start DOCUMENT TEXT
# Photo warnings...



## Naddy37 (Oct 27, 2005)

I'm not being a miserable git, honest I ain't... 

There are some terrific photos here, but, I scrolled down looking at the photos and came across a wacking great big hairy spider...:doublesho 

:doublesho I hate spiders. They nearly had to prise me off the ceiling.

Can we have a warning before the picture. Something like, "Spider/ugly bug pics, may freak out some peeps"

I'm not being miserable, honest....:lol:


----------



## Solaar (Oct 26, 2005)

Was that the pic posted by Razor? 

Is there any really need for spiders to look that scary? I think he said that Spider was quite small as well, just looked huge in the photos!


----------



## Razor (Oct 25, 2005)

Blimey, it was only 7-8mm long. 

I was actually tempted to post a wolf spider piccy I have on this thread but thought better of it.  :lol:


----------



## Naddy37 (Oct 27, 2005)

Razor said:


> Blimey, it was only 7-8mm long.
end DOCUMENT TEXT
start SUPPLIED MATERIAL
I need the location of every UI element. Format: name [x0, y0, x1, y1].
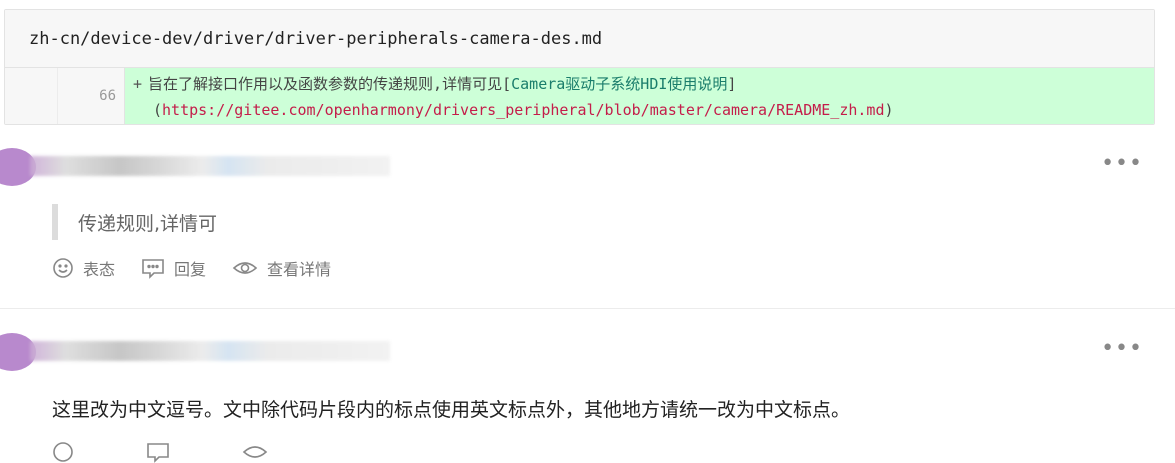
reply-icon: [142, 259, 164, 279]
diff-link-text: Camera驱动子系统HDI使用说明: [511, 75, 728, 93]
quoted-text: 传递规则,详情可: [52, 204, 217, 240]
comment-actions: [52, 441, 268, 463]
smile-icon: [53, 442, 73, 462]
diff-code: + 旨在了解接口作用以及函数参数的传递规则,详情可见[Camera驱动子系统HDI…: [125, 68, 1154, 124]
view-details-label: 查看详情: [267, 260, 332, 279]
reply-icon: [147, 443, 169, 463]
more-icon[interactable]: •••: [1101, 153, 1143, 175]
more-icon[interactable]: •••: [1101, 338, 1143, 360]
author-name-blurred: [30, 341, 390, 361]
react-button[interactable]: [52, 441, 74, 463]
smile-icon: [53, 258, 73, 278]
comment-1: ••• 传递规则,详情可 表态 回复 查看详情: [0, 140, 1175, 309]
react-button[interactable]: 表态: [52, 256, 115, 280]
diff-add-marker: +: [133, 75, 143, 93]
view-details-button[interactable]: 查看详情: [232, 256, 331, 280]
paren-close: ): [884, 101, 894, 119]
reply-button[interactable]: 回复: [141, 256, 206, 280]
react-label: 表态: [83, 260, 116, 279]
author-name-blurred: [30, 156, 390, 176]
quote-content: 传递规则,详情可: [78, 212, 218, 235]
diff-line: 66 + 旨在了解接口作用以及函数参数的传递规则,详情可见[Camera驱动子系统…: [5, 68, 1154, 124]
comment-2: ••• 这里改为中文逗号。文中除代码片段内的标点使用英文标点外，其他地方请统一改…: [0, 325, 1175, 463]
eye-icon: [232, 262, 258, 274]
diff-text: 旨在了解接口作用以及函数参数的传递规则,详情可见: [148, 75, 503, 93]
diff-old-gutter: [5, 68, 58, 124]
diff-line-number[interactable]: 66: [58, 68, 125, 124]
view-details-button[interactable]: [242, 441, 268, 463]
diff-url: https://gitee.com/openharmony/drivers_pe…: [162, 101, 885, 119]
diff-file-box: zh-cn/device-dev/driver/driver-periphera…: [4, 9, 1155, 125]
eye-icon: [242, 446, 268, 458]
comment-body: 这里改为中文逗号。文中除代码片段内的标点使用英文标点外，其他地方请统一改为中文标…: [52, 399, 851, 421]
comment-actions: 表态 回复 查看详情: [52, 256, 331, 280]
paren-open: (: [153, 101, 163, 119]
reply-button[interactable]: [146, 441, 170, 463]
reply-label: 回复: [174, 260, 207, 279]
diff-file-path[interactable]: zh-cn/device-dev/driver/driver-periphera…: [5, 10, 1154, 68]
bracket-close: ]: [727, 75, 737, 93]
bracket-open: [: [502, 75, 512, 93]
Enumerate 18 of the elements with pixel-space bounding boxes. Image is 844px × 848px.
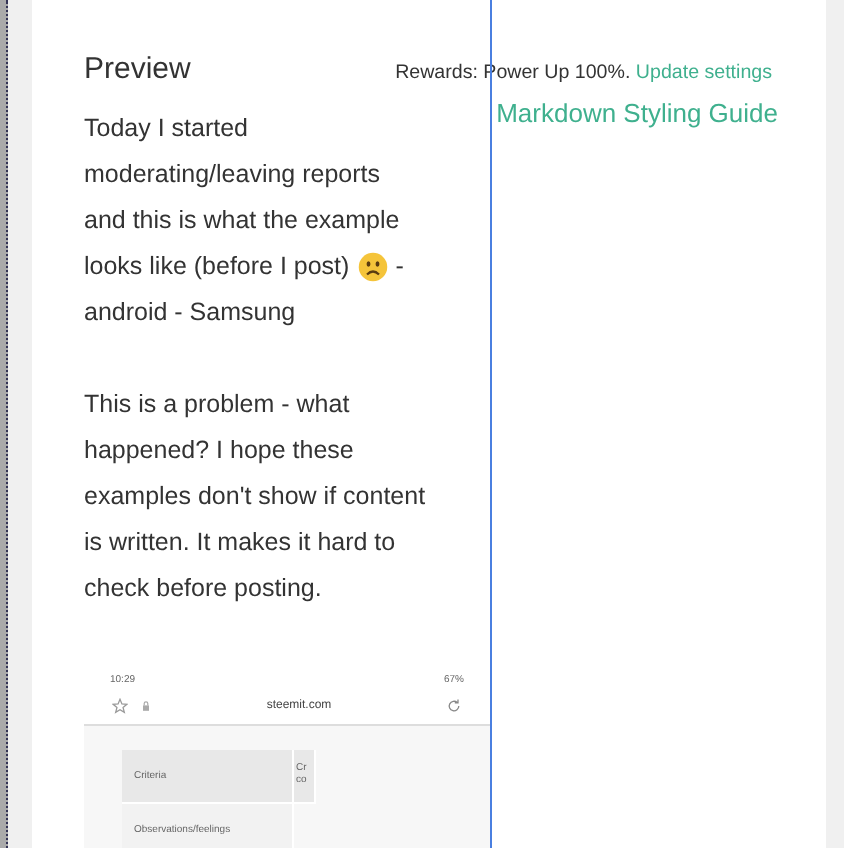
paragraph-line: is written. It makes it hard to	[84, 526, 396, 560]
paragraph-line: Today I started	[84, 112, 248, 146]
paragraph-line: examples don't show if content	[84, 480, 426, 514]
paragraph-line: -	[395, 250, 404, 284]
paragraph-line: android - Samsung	[84, 296, 296, 330]
update-settings-link[interactable]: Update settings	[635, 62, 772, 84]
paragraph-line: check before posting.	[84, 572, 322, 606]
paragraph-line: looks like (before I post)	[84, 250, 350, 284]
paragraph-line: This is a problem - what	[84, 388, 350, 422]
reload-icon	[446, 698, 462, 714]
sad-face-icon	[357, 252, 388, 282]
paragraph-line: moderating/leaving reports	[84, 158, 380, 192]
preview-heading: Preview	[84, 52, 191, 86]
lock-icon	[140, 698, 152, 714]
star-icon	[112, 698, 128, 714]
paragraph-line: and this is what the example	[84, 204, 400, 238]
markdown-guide-link[interactable]: Markdown Styling Guide	[496, 98, 778, 848]
paragraph-line: happened? I hope these	[84, 434, 354, 468]
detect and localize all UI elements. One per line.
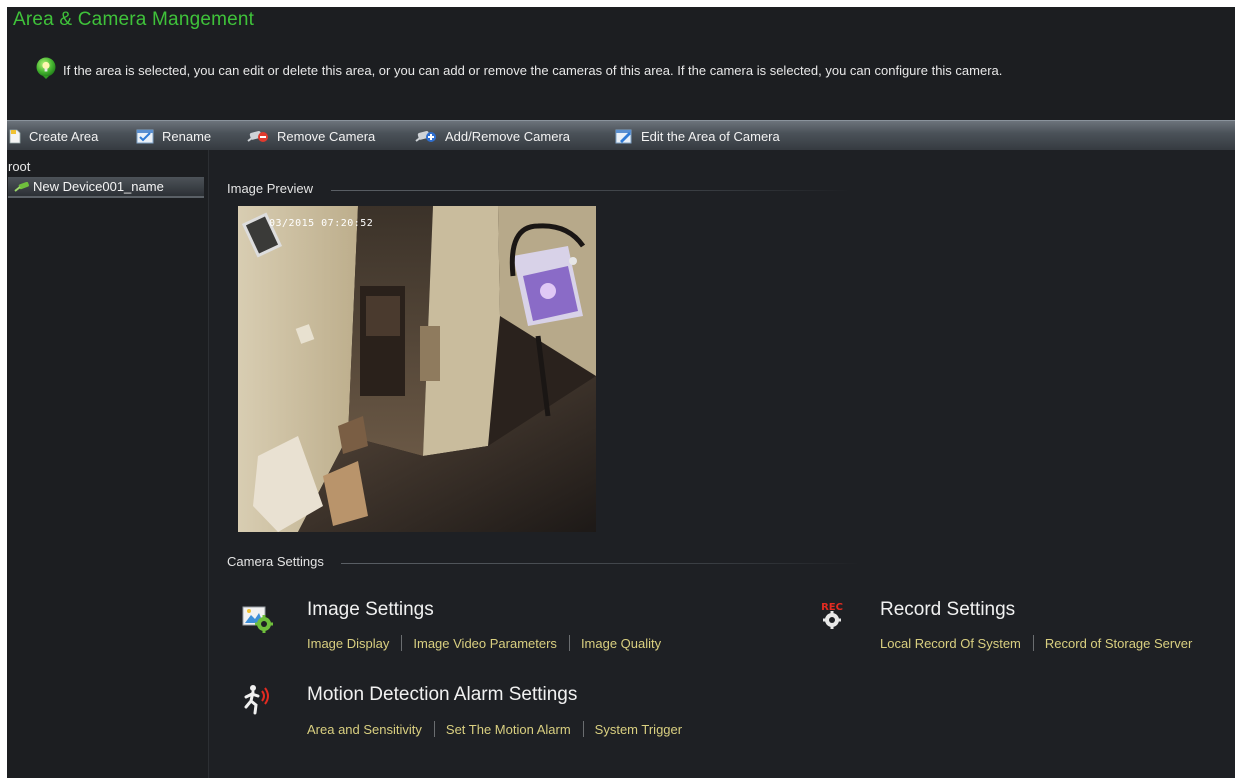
motion-settings-links: Area and Sensitivity Set The Motion Alar… <box>307 721 682 737</box>
divider <box>331 190 851 191</box>
link-separator <box>401 635 403 651</box>
link-separator <box>582 721 584 737</box>
main-panel: Image Preview 03/2015 07:20:52 Camera Se… <box>209 150 1235 778</box>
area-tree: root New Device001_name <box>7 150 209 778</box>
remove-camera-label: Remove Camera <box>277 128 376 144</box>
camera-settings-label: Camera Settings <box>227 554 324 569</box>
link-separator <box>1032 635 1034 651</box>
edit-area-label: Edit the Area of Camera <box>641 128 780 144</box>
divider <box>341 563 861 564</box>
rename-button[interactable]: Rename <box>136 121 211 151</box>
system-trigger-link[interactable]: System Trigger <box>595 722 682 737</box>
toolbar: Create Area Rename Remove Camera Add/Rem… <box>7 120 1235 151</box>
camera-remove-icon <box>247 130 268 142</box>
motion-settings-title: Motion Detection Alarm Settings <box>307 684 578 705</box>
edit-icon <box>615 129 632 144</box>
rename-label: Rename <box>162 128 212 144</box>
tree-root[interactable]: root <box>8 159 30 174</box>
link-separator <box>433 721 435 737</box>
rename-icon <box>136 129 154 144</box>
image-settings-links: Image Display Image Video Parameters Ima… <box>307 635 661 651</box>
camera-add-icon <box>415 130 436 142</box>
image-display-link[interactable]: Image Display <box>307 636 389 651</box>
set-motion-alarm-link[interactable]: Set The Motion Alarm <box>446 722 571 737</box>
link-separator <box>568 635 570 651</box>
camera-snapshot <box>238 206 596 532</box>
camera-icon <box>14 181 29 192</box>
local-record-link[interactable]: Local Record Of System <box>880 636 1021 651</box>
record-settings-links: Local Record Of System Record of Storage… <box>880 635 1192 651</box>
add-remove-camera-button[interactable]: Add/Remove Camera <box>415 121 570 151</box>
create-area-button[interactable]: Create Area <box>9 121 98 151</box>
image-video-parameters-link[interactable]: Image Video Parameters <box>413 636 557 651</box>
rec-text: REC <box>821 602 843 613</box>
area-sensitivity-link[interactable]: Area and Sensitivity <box>307 722 422 737</box>
tree-item-label: New Device001_name <box>33 179 164 194</box>
storage-server-record-link[interactable]: Record of Storage Server <box>1045 636 1192 651</box>
image-preview-label: Image Preview <box>227 181 313 196</box>
timestamp-overlay: 03/2015 07:20:52 <box>269 218 374 229</box>
edit-area-of-camera-button[interactable]: Edit the Area of Camera <box>615 121 780 151</box>
motion-alarm-icon <box>244 685 269 715</box>
tip-text: If the area is selected, you can edit or… <box>63 63 1003 78</box>
app-window: Area & Camera Mangement If the area is s… <box>7 7 1235 778</box>
add-remove-camera-label: Add/Remove Camera <box>445 128 570 144</box>
tree-item-device[interactable]: New Device001_name <box>8 177 204 198</box>
image-quality-link[interactable]: Image Quality <box>581 636 661 651</box>
create-area-label: Create Area <box>29 128 99 144</box>
record-settings-title: Record Settings <box>880 599 1016 620</box>
page-title: Area & Camera Mangement <box>13 9 255 30</box>
image-settings-title: Image Settings <box>307 599 434 620</box>
record-settings-icon: REC <box>821 602 843 629</box>
image-settings-icon <box>242 606 273 633</box>
image-preview: 03/2015 07:20:52 <box>238 206 596 532</box>
remove-camera-button[interactable]: Remove Camera <box>247 121 375 151</box>
document-icon <box>9 129 21 143</box>
lightbulb-icon <box>36 57 56 79</box>
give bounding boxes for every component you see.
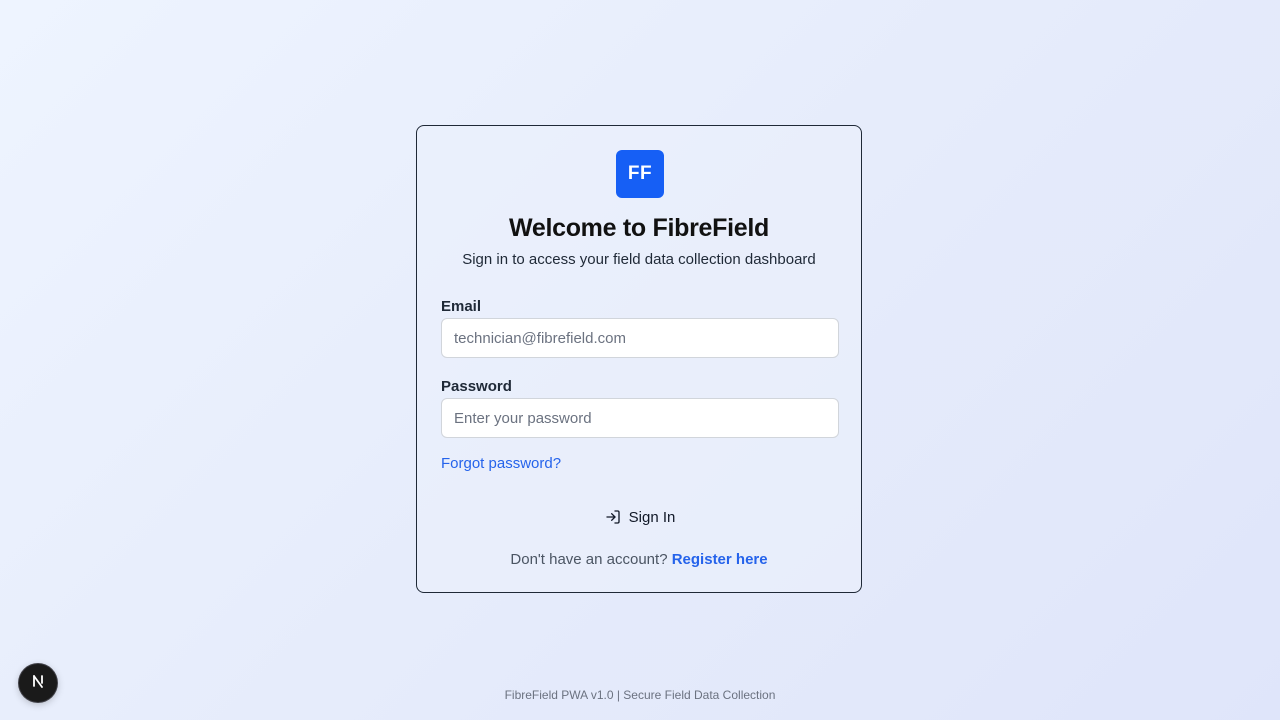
- password-label: Password: [441, 378, 512, 395]
- nextjs-logo-icon: [28, 671, 48, 696]
- email-label: Email: [441, 298, 482, 315]
- sign-in-button[interactable]: Sign In: [441, 498, 839, 536]
- register-prompt-line: Don't have an account? Register here: [417, 551, 861, 568]
- footer-text: FibreField PWA v1.0 | Secure Field Data …: [504, 688, 776, 702]
- nextjs-dev-badge[interactable]: [19, 664, 57, 702]
- password-input[interactable]: [441, 398, 839, 438]
- page-subtitle: Sign in to access your field data collec…: [462, 251, 816, 268]
- fibrefield-logo: FF: [616, 150, 664, 198]
- register-link[interactable]: Register here: [672, 551, 768, 568]
- forgot-password-link[interactable]: Forgot password?: [441, 455, 561, 472]
- log-in-icon: [605, 509, 621, 525]
- page-title: Welcome to FibreField: [509, 214, 769, 242]
- register-prompt: Don't have an account?: [510, 551, 668, 568]
- email-input[interactable]: [441, 318, 839, 358]
- login-card: FF Welcome to FibreField Sign in to acce…: [416, 125, 862, 593]
- sign-in-label: Sign In: [628, 508, 676, 526]
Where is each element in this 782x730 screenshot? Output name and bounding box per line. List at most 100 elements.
end SUPPLIED MATERIAL
PROBLEM TO SOLVE.
Summarize the forum thread on photo warnings in two sentences. The material is not needed for the task.

RESPONSE FOR THIS EXERCISE.
After scrolling past a photo of a large, hairy spider, Naddy37, who hates spiders, asks for a warning before pictures of spiders or ugly bugs. Solaar asks whether the picture was Razor's and notes the spider was small but looked huge in the photos, and Razor confirms it was only 7-8mm long and says he decided against posting a wolf spider picture in the thread.